> [What the task asks] List all lines of the data that include the string "Services".

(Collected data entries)

========

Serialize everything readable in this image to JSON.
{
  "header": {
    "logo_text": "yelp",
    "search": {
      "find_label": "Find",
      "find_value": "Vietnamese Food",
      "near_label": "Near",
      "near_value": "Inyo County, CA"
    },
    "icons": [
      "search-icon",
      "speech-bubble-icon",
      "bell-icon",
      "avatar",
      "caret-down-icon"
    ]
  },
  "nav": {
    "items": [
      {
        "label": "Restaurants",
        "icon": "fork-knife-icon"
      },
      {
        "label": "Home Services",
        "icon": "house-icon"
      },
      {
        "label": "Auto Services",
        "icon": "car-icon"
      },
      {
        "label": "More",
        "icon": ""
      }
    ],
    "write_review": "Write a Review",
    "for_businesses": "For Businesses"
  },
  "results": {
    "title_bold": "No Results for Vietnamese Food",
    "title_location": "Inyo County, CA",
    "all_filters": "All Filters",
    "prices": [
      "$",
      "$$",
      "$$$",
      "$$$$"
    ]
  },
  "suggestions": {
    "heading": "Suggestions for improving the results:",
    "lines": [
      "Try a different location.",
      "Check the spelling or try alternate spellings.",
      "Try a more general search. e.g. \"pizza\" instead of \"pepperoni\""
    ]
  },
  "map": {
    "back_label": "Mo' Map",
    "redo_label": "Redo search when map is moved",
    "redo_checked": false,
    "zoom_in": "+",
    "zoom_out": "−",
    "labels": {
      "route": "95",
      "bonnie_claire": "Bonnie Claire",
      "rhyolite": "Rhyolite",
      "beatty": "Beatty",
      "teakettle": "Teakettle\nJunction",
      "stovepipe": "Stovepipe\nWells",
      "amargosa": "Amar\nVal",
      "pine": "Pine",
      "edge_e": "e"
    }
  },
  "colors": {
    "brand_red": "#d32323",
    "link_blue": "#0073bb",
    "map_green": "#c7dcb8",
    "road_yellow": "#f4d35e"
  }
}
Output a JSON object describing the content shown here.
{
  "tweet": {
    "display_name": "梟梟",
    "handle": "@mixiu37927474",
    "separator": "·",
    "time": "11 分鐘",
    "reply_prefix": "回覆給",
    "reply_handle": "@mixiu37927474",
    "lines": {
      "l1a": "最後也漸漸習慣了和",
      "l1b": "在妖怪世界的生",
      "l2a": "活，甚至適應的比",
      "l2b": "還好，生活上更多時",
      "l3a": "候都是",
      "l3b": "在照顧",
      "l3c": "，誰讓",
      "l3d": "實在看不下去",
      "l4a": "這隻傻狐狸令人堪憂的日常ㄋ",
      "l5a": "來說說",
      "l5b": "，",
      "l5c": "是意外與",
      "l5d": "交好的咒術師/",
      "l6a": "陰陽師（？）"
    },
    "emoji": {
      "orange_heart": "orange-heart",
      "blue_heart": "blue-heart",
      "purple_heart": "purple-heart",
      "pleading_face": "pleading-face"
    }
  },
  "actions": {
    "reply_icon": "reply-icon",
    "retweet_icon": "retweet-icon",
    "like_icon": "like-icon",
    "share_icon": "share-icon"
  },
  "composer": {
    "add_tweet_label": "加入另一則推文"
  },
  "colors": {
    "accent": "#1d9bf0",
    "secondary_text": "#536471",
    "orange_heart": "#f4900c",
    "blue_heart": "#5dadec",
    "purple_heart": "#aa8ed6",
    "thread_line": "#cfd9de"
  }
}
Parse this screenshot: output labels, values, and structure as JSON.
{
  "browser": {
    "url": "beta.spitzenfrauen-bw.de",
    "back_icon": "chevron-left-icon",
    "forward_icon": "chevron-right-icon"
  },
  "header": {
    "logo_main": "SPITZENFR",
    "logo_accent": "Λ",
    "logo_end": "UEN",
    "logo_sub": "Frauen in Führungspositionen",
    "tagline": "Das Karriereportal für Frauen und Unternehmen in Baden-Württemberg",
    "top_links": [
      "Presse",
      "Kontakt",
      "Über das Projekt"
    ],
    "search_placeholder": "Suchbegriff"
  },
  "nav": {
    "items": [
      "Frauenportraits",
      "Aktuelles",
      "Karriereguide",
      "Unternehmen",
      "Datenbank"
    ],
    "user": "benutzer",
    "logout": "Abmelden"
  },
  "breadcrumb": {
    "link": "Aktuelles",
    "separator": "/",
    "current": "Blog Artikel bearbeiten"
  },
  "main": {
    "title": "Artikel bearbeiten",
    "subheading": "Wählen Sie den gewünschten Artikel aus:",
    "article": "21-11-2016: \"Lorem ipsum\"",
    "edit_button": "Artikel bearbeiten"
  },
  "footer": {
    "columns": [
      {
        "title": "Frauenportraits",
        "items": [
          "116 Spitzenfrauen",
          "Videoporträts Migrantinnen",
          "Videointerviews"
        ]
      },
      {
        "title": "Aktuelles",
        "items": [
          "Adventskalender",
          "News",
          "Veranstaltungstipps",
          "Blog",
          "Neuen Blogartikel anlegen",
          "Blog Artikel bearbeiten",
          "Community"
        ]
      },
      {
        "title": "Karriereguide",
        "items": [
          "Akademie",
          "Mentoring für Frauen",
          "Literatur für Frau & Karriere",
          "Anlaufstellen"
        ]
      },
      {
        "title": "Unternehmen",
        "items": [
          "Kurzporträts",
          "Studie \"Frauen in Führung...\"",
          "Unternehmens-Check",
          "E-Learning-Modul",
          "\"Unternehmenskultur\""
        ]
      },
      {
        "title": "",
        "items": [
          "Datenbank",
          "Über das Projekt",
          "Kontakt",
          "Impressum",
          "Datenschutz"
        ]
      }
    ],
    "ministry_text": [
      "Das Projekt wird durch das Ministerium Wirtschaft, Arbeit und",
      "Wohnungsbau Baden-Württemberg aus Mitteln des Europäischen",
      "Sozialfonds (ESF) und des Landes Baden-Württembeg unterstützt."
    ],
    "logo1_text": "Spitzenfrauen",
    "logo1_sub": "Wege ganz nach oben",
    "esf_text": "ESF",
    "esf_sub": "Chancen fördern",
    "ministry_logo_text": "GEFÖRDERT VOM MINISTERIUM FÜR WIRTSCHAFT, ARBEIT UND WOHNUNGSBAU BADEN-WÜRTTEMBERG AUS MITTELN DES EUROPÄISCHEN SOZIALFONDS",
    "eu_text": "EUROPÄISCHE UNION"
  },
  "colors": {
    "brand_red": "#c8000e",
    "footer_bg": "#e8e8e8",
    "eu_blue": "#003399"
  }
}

========

> [Full solution]
        "label": "Home Services",
        "label": "Auto Services",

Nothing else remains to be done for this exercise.